§ Aim
Produce a word-for-word copy of the listing below without its pictures.
** Start Raw data **
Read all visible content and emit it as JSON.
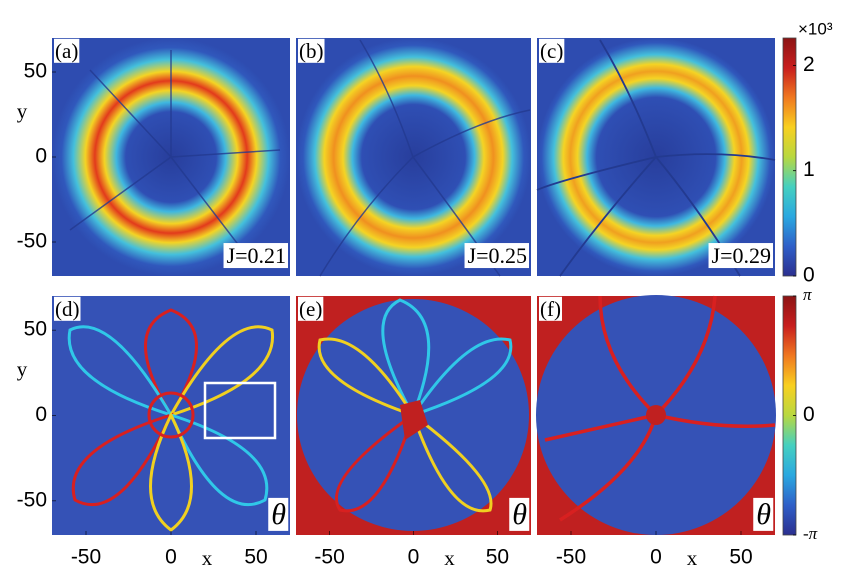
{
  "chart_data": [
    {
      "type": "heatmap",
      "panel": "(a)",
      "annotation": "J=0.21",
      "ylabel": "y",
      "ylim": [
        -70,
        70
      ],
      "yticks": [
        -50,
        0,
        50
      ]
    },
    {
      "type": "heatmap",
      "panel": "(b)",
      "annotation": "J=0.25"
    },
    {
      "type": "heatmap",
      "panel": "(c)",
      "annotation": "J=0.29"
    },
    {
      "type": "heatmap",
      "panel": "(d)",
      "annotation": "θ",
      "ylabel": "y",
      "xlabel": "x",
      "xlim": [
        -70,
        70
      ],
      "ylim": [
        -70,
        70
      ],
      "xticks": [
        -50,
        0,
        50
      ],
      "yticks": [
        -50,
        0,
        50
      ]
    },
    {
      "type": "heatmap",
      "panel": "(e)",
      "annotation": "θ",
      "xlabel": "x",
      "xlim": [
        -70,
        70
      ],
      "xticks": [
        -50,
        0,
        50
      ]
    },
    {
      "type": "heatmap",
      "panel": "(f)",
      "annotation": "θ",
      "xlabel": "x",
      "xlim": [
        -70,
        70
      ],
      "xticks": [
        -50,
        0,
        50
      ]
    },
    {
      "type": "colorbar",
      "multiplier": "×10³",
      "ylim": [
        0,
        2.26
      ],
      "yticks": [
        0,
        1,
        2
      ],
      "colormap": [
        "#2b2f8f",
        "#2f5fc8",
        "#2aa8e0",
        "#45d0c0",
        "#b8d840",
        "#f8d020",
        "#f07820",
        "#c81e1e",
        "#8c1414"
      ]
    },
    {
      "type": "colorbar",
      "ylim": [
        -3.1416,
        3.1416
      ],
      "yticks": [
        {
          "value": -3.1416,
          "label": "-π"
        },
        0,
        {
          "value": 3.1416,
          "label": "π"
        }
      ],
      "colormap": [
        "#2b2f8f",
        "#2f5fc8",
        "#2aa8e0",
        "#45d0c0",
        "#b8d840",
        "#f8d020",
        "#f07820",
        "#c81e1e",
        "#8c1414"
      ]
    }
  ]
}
** End Raw data **
§ Output below
Read all visible content and emit it as JSON.
{
  "chart_data": [
    {
      "type": "heatmap",
      "panel": "(a)",
      "annotation": "J=0.21",
      "ylabel": "y",
      "ylim": [
        -70,
        70
      ],
      "yticks": [
        -50,
        0,
        50
      ]
    },
    {
      "type": "heatmap",
      "panel": "(b)",
      "annotation": "J=0.25"
    },
    {
      "type": "heatmap",
      "panel": "(c)",
      "annotation": "J=0.29"
    },
    {
      "type": "heatmap",
      "panel": "(d)",
      "annotation": "θ",
      "ylabel": "y",
      "xlabel": "x",
      "xlim": [
        -70,
        70
      ],
      "ylim": [
        -70,
        70
      ],
      "xticks": [
        -50,
        0,
        50
      ],
      "yticks": [
        -50,
        0,
        50
      ]
    },
    {
      "type": "heatmap",
      "panel": "(e)",
      "annotation": "θ",
      "xlabel": "x",
      "xlim": [
        -70,
        70
      ],
      "xticks": [
        -50,
        0,
        50
      ]
    },
    {
      "type": "heatmap",
      "panel": "(f)",
      "annotation": "θ",
      "xlabel": "x",
      "xlim": [
        -70,
        70
      ],
      "xticks": [
        -50,
        0,
        50
      ]
    },
    {
      "type": "colorbar",
      "multiplier": "×10³",
      "ylim": [
        0,
        2.26
      ],
      "yticks": [
        0,
        1,
        2
      ],
      "colormap": [
        "#2b2f8f",
        "#2f5fc8",
        "#2aa8e0",
        "#45d0c0",
        "#b8d840",
        "#f8d020",
        "#f07820",
        "#c81e1e",
        "#8c1414"
      ]
    },
    {
      "type": "colorbar",
      "ylim": [
        -3.1416,
        3.1416
      ],
      "yticks": [
        {
          "value": -3.1416,
          "label": "-π"
        },
        0,
        {
          "value": 3.1416,
          "label": "π"
        }
      ],
      "colormap": [
        "#2b2f8f",
        "#2f5fc8",
        "#2aa8e0",
        "#45d0c0",
        "#b8d840",
        "#f8d020",
        "#f07820",
        "#c81e1e",
        "#8c1414"
      ]
    }
  ]
}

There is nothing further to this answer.